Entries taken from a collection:
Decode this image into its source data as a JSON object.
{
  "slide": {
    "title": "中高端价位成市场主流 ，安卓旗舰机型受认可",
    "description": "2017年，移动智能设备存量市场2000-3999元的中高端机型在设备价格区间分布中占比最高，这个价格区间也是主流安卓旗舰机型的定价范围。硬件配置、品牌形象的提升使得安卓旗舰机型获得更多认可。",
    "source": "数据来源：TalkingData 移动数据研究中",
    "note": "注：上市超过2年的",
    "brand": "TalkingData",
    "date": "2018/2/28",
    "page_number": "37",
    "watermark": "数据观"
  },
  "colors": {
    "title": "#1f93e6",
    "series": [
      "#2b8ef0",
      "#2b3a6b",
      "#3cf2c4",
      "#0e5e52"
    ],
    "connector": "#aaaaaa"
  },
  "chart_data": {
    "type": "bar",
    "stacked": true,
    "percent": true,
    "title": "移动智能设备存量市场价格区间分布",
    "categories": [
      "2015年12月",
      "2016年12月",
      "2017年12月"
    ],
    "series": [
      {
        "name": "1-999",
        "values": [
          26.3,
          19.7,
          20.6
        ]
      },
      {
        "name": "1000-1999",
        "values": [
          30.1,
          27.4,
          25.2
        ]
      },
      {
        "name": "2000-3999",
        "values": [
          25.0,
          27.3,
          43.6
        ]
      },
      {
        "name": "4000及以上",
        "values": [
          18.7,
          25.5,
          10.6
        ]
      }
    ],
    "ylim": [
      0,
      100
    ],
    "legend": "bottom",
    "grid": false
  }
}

◆ **What is required**
Reproduce the records word for word.

◆ **Complete response**
Decode this image into its source data as a JSON object.
{
  "slide": {
    "title": "中高端价位成市场主流 ，安卓旗舰机型受认可",
    "description": "2017年，移动智能设备存量市场2000-3999元的中高端机型在设备价格区间分布中占比最高，这个价格区间也是主流安卓旗舰机型的定价范围。硬件配置、品牌形象的提升使得安卓旗舰机型获得更多认可。",
    "source": "数据来源：TalkingData 移动数据研究中",
    "note": "注：上市超过2年的",
    "brand": "TalkingData",
    "date": "2018/2/28",
    "page_number": "37",
    "watermark": "数据观"
  },
  "colors": {
    "title": "#1f93e6",
    "series": [
      "#2b8ef0",
      "#2b3a6b",
      "#3cf2c4",
      "#0e5e52"
    ],
    "connector": "#aaaaaa"
  },
  "chart_data": {
    "type": "bar",
    "stacked": true,
    "percent": true,
    "title": "移动智能设备存量市场价格区间分布",
    "categories": [
      "2015年12月",
      "2016年12月",
      "2017年12月"
    ],
    "series": [
      {
        "name": "1-999",
        "values": [
          26.3,
          19.7,
          20.6
        ]
      },
      {
        "name": "1000-1999",
        "values": [
          30.1,
          27.4,
          25.2
        ]
      },
      {
        "name": "2000-3999",
        "values": [
          25.0,
          27.3,
          43.6
        ]
      },
      {
        "name": "4000及以上",
        "values": [
          18.7,
          25.5,
          10.6
        ]
      }
    ],
    "ylim": [
      0,
      100
    ],
    "legend": "bottom",
    "grid": false
  }
}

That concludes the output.